EXERCISE: Read through the data and report every line in which the word "true" occurs.
────────────────────────────────────────
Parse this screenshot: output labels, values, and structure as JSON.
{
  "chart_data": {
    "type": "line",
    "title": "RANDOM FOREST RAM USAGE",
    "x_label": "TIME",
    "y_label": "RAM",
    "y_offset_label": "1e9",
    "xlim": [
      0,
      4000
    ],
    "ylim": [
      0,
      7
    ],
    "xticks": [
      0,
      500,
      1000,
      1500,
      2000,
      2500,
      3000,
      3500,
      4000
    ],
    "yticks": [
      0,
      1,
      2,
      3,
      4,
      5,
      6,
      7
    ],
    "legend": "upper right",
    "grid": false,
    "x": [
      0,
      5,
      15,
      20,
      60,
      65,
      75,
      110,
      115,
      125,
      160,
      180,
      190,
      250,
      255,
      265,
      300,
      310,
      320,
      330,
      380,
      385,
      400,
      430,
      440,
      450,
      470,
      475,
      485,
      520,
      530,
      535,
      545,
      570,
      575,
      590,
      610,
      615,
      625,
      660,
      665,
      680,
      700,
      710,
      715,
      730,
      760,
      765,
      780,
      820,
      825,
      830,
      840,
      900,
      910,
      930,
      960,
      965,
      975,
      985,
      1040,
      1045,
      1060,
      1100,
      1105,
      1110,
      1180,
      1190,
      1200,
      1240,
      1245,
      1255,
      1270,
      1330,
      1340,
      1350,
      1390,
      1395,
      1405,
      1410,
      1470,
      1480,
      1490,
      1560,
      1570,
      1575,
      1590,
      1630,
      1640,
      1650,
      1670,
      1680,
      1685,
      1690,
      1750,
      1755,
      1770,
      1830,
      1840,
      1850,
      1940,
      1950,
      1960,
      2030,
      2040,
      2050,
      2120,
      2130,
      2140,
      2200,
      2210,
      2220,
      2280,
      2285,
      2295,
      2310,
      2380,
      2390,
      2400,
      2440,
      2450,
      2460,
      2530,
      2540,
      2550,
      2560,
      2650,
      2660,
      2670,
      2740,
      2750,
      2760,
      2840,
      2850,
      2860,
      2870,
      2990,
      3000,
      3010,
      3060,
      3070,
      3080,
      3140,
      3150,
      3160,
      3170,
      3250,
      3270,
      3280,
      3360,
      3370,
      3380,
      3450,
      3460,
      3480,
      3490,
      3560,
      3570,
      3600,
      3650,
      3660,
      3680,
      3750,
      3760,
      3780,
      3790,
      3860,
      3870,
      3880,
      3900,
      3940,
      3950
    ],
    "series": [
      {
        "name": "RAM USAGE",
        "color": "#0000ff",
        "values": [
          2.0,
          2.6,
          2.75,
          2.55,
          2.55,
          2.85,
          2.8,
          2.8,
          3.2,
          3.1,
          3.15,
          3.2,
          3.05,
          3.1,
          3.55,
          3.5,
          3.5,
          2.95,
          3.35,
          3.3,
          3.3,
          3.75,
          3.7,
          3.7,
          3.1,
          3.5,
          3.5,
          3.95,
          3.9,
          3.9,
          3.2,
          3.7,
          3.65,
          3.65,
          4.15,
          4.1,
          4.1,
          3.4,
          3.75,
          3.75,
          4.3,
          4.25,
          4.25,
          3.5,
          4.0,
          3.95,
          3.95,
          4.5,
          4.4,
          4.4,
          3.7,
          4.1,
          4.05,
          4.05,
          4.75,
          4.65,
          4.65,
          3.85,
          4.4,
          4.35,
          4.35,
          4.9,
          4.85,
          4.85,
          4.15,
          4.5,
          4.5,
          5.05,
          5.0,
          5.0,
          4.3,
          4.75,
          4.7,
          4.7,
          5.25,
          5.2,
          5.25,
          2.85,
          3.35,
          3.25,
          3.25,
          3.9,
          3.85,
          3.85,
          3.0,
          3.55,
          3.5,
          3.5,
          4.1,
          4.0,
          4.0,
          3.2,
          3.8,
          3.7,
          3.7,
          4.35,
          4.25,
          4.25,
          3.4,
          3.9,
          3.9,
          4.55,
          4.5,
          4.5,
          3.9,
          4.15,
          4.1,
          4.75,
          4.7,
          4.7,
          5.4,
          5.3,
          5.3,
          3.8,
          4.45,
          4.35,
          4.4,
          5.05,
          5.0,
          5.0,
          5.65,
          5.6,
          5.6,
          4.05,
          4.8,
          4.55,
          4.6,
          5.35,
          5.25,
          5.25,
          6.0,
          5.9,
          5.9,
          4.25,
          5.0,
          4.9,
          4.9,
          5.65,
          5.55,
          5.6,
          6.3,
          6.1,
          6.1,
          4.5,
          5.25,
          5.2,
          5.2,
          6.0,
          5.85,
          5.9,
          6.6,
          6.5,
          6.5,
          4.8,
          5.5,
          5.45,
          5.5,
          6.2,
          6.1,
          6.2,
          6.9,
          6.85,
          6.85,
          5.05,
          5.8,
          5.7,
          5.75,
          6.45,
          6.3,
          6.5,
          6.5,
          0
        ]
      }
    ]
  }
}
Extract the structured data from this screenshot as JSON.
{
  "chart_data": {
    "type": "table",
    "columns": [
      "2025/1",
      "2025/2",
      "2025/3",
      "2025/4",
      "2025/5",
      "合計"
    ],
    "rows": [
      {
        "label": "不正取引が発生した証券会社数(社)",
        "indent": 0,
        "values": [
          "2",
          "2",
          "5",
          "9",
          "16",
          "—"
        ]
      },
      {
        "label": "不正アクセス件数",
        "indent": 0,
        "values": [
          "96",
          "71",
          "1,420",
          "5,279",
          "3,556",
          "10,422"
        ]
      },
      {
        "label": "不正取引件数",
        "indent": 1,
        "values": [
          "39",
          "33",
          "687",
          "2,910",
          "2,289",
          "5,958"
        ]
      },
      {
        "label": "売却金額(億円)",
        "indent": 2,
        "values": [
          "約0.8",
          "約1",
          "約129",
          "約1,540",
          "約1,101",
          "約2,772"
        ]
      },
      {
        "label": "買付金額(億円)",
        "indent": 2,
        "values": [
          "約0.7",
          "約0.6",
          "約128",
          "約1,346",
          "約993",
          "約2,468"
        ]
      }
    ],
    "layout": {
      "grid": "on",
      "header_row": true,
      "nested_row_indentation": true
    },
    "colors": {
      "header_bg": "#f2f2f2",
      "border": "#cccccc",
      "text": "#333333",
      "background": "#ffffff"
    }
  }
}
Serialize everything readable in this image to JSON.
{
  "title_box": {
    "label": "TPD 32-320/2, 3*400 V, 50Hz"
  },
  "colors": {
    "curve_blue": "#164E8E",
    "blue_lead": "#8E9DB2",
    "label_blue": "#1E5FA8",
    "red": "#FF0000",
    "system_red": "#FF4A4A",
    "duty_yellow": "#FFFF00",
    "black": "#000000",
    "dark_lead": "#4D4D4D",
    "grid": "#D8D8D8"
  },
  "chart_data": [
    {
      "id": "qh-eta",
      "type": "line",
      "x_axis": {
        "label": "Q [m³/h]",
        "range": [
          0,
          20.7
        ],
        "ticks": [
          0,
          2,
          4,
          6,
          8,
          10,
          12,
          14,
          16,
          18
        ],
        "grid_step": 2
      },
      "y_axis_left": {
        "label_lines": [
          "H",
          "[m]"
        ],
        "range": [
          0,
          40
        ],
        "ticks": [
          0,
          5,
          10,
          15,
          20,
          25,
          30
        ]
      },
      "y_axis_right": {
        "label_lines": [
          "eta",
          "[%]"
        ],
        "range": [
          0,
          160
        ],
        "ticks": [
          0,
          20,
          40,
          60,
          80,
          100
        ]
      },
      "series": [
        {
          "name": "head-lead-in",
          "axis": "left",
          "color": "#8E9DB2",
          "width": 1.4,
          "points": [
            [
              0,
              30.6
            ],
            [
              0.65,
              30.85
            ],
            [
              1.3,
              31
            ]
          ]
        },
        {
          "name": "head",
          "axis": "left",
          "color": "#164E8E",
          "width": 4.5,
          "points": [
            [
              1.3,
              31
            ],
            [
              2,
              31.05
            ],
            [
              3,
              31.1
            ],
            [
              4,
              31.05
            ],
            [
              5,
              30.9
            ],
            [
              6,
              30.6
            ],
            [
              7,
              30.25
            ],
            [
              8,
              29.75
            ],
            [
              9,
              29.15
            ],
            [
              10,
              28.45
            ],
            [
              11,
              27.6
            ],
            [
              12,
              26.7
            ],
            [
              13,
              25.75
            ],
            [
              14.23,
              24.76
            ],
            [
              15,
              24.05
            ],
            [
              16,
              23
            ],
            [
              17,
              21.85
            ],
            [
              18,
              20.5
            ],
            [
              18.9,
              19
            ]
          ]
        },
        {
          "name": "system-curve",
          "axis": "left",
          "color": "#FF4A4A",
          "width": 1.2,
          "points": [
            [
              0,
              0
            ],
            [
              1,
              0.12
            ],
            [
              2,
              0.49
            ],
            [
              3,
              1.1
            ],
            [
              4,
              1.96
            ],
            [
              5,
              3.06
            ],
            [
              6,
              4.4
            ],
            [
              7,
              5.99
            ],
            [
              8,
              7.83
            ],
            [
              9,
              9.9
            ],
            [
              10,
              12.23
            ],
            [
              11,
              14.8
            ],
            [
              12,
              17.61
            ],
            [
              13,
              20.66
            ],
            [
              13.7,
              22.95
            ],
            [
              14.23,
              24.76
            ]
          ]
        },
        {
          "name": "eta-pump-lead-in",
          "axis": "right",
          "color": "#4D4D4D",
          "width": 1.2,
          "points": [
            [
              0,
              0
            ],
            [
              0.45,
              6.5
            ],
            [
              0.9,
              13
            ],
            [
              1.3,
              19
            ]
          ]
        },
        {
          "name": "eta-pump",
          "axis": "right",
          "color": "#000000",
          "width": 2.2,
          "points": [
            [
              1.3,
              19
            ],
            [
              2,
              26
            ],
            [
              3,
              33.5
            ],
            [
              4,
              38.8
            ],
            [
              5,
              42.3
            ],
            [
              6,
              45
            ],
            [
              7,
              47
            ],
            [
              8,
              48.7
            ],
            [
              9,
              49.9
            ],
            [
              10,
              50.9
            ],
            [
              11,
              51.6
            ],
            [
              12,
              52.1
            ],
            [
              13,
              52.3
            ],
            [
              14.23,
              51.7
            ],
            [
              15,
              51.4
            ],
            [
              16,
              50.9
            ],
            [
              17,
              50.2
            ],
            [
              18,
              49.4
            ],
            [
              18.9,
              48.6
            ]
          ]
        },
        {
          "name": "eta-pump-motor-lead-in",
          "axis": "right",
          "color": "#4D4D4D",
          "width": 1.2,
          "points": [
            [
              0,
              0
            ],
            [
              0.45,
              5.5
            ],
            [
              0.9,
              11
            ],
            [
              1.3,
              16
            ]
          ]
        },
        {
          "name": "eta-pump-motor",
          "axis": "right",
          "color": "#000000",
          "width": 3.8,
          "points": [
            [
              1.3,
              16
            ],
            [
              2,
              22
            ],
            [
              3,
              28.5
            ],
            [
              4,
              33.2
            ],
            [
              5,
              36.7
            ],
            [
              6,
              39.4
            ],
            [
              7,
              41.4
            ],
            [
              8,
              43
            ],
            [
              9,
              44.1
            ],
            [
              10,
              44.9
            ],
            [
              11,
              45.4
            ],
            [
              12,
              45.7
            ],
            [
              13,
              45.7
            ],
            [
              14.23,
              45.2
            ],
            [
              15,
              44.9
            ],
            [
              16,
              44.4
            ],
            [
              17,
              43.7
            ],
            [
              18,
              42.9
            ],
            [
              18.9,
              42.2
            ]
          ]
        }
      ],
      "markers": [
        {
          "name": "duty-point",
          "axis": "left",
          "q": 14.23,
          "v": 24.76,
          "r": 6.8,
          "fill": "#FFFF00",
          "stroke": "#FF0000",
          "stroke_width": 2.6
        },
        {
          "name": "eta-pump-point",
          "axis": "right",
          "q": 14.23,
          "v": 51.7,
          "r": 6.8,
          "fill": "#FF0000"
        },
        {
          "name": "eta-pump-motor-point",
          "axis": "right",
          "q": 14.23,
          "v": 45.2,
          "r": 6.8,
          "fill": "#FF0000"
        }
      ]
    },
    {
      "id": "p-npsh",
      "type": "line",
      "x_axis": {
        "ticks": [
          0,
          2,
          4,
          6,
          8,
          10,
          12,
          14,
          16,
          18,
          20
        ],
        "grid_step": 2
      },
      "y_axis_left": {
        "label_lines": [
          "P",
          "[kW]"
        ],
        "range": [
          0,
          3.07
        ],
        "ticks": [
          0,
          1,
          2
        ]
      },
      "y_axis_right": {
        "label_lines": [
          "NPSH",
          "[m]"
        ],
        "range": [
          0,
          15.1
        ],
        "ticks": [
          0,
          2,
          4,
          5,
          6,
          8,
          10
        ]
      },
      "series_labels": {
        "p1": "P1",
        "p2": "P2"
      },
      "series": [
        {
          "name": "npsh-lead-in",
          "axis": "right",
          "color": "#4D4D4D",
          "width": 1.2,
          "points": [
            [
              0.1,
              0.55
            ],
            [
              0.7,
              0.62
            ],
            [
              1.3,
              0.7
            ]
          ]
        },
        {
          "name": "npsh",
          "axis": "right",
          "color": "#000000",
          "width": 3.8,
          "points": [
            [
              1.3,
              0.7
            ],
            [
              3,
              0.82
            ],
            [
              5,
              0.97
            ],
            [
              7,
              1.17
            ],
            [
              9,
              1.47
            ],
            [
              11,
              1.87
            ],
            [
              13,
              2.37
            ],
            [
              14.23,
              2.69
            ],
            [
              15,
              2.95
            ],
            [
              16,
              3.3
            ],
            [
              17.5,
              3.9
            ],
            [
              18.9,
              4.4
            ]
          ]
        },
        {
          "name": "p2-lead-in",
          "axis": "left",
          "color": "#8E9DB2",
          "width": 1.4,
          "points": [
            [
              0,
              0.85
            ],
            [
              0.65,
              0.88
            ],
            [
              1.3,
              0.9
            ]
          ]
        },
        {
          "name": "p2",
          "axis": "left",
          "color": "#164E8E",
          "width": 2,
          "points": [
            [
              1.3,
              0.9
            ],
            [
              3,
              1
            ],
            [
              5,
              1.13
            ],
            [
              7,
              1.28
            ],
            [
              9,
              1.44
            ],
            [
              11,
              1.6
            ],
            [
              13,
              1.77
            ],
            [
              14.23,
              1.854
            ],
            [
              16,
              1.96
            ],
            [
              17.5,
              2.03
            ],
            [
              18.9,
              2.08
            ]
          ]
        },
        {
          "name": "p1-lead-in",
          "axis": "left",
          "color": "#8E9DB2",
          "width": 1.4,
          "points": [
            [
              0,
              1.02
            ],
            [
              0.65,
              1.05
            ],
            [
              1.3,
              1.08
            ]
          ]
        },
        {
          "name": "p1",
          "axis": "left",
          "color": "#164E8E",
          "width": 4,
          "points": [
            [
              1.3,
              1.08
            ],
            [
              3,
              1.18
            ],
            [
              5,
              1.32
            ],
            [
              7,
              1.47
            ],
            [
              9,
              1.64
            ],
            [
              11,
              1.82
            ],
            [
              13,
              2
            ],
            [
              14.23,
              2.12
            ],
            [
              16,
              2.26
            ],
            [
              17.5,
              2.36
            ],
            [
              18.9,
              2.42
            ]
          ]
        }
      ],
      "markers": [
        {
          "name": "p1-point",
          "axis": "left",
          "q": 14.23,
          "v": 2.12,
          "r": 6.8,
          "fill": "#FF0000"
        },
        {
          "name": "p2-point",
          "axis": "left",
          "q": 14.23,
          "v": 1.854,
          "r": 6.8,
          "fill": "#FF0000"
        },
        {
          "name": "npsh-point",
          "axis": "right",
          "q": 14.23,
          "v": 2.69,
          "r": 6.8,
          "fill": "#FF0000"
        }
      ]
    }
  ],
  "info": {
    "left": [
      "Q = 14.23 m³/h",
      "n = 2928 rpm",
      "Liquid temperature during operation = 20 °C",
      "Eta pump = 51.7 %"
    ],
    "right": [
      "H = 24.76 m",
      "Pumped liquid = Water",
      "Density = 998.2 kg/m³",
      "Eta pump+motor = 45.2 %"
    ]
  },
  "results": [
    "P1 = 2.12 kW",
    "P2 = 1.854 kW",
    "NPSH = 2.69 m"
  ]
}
────────────────────────────────────────
RESPONSE TO THIS EXERCISE:
      "header_row": true,
      "nested_row_indentation": true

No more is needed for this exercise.